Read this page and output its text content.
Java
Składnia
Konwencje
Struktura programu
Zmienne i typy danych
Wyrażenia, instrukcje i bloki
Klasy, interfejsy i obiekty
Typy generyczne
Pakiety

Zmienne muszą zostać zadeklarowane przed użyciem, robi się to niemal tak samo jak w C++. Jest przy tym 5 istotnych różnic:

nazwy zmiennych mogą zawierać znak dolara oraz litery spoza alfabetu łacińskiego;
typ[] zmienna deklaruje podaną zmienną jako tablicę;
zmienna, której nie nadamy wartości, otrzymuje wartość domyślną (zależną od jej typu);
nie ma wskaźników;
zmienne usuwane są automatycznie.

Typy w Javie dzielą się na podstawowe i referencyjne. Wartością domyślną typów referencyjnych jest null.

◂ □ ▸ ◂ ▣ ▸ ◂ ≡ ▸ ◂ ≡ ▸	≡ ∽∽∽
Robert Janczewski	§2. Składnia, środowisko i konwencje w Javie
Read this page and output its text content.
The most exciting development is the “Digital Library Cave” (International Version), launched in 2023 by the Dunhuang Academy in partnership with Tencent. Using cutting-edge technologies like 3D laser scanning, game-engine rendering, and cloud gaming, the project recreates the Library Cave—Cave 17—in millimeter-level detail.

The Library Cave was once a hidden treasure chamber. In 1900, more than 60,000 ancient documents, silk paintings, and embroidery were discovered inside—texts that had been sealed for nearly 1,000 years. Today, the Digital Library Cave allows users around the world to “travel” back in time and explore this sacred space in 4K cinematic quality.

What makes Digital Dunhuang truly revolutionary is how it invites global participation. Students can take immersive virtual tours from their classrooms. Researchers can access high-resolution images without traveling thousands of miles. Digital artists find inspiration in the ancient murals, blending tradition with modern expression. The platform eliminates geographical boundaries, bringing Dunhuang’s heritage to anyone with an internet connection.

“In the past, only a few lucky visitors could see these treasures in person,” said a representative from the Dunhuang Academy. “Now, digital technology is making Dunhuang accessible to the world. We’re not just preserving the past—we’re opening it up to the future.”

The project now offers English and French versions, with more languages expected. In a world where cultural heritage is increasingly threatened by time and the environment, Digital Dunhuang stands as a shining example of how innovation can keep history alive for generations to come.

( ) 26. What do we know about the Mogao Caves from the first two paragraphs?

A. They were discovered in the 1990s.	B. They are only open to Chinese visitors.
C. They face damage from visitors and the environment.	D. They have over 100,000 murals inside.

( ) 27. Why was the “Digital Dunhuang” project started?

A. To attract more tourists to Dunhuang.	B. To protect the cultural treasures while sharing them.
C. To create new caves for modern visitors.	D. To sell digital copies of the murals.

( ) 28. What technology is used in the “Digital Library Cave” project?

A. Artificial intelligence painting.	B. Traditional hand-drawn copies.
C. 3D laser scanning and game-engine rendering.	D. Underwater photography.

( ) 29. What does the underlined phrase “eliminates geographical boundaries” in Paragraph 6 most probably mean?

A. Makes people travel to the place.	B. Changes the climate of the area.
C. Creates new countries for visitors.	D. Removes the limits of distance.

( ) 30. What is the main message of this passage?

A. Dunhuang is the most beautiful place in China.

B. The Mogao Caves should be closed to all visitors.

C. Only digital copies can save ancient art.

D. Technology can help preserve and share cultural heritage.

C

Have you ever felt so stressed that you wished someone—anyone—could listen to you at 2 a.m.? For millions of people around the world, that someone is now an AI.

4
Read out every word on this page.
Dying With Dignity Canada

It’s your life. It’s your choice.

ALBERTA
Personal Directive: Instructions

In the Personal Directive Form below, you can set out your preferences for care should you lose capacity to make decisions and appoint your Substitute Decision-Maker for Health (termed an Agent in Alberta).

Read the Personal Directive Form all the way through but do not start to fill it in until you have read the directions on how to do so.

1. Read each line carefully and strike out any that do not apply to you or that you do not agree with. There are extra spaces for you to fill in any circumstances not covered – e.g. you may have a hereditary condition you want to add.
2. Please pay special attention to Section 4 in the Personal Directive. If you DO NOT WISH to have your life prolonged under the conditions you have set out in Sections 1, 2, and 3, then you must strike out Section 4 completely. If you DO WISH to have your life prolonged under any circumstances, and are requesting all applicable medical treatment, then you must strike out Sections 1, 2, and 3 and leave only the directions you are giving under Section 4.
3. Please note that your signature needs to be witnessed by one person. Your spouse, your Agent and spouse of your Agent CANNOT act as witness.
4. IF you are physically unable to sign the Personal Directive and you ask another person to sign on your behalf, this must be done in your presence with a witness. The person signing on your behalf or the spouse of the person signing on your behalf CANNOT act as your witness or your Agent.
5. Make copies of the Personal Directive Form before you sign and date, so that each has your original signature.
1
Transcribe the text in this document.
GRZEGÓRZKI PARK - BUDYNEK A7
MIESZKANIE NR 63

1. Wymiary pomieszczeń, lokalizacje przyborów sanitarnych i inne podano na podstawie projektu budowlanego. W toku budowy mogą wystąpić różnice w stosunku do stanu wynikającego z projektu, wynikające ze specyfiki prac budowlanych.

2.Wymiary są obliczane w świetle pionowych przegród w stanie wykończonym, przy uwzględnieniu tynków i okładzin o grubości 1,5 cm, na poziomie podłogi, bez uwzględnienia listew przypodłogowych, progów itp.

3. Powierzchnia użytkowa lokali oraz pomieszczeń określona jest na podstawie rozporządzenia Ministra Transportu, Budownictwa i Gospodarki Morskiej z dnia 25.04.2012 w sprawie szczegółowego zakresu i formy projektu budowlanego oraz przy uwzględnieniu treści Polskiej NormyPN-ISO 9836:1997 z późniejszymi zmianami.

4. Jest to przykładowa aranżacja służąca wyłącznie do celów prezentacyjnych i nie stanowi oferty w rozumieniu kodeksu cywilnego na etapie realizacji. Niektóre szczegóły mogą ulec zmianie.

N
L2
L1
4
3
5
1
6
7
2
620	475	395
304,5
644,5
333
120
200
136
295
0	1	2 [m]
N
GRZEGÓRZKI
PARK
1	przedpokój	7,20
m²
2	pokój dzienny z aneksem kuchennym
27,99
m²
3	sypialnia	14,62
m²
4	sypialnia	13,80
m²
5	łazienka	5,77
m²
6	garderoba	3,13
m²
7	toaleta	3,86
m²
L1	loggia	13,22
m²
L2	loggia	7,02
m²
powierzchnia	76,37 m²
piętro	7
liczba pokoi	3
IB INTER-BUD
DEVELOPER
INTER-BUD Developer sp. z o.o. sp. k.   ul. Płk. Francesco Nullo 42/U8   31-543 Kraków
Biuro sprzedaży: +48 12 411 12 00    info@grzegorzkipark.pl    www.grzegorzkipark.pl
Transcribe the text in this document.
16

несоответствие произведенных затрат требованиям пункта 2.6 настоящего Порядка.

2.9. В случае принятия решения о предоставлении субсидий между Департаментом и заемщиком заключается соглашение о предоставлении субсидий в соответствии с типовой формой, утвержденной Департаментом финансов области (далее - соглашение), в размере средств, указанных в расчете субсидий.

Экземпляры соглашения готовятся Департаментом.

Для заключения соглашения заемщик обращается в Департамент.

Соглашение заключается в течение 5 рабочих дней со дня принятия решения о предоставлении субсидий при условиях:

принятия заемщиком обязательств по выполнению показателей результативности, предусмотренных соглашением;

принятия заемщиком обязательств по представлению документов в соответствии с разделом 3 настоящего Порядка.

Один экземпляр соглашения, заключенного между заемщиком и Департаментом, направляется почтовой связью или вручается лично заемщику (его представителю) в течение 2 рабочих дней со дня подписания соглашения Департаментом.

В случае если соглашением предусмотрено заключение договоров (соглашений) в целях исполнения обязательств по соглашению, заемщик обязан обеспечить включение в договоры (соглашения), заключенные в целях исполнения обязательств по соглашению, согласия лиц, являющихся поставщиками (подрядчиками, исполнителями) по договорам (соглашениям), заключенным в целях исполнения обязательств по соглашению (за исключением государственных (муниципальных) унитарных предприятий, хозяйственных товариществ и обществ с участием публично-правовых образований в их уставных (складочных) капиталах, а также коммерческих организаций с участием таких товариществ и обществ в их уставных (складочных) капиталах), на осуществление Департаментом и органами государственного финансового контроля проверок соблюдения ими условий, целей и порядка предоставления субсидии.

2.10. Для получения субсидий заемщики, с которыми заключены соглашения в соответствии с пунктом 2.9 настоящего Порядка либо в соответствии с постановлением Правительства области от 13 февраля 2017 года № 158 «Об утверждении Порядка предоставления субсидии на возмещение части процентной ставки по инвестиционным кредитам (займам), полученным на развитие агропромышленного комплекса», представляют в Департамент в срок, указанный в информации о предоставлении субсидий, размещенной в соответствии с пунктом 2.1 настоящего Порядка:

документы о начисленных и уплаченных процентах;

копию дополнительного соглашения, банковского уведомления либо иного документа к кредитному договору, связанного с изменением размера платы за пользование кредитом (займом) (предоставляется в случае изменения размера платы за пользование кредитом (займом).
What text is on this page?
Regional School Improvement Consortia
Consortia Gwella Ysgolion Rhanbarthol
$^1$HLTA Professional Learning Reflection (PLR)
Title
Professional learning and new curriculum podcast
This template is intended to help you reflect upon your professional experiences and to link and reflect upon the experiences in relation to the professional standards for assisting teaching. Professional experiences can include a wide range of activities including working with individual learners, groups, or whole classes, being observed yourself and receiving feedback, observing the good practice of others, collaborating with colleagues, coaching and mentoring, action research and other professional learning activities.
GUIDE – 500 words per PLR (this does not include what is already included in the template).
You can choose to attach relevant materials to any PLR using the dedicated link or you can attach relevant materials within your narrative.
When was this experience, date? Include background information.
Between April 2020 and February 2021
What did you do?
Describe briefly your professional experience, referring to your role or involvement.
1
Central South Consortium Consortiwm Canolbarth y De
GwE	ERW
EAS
::::::::
▸ **EXERCISE DESCRIPTION**:
Say the number of lines in the listing that hold "should", with no added words.

▸ **EXPECTED ANSWER**:
2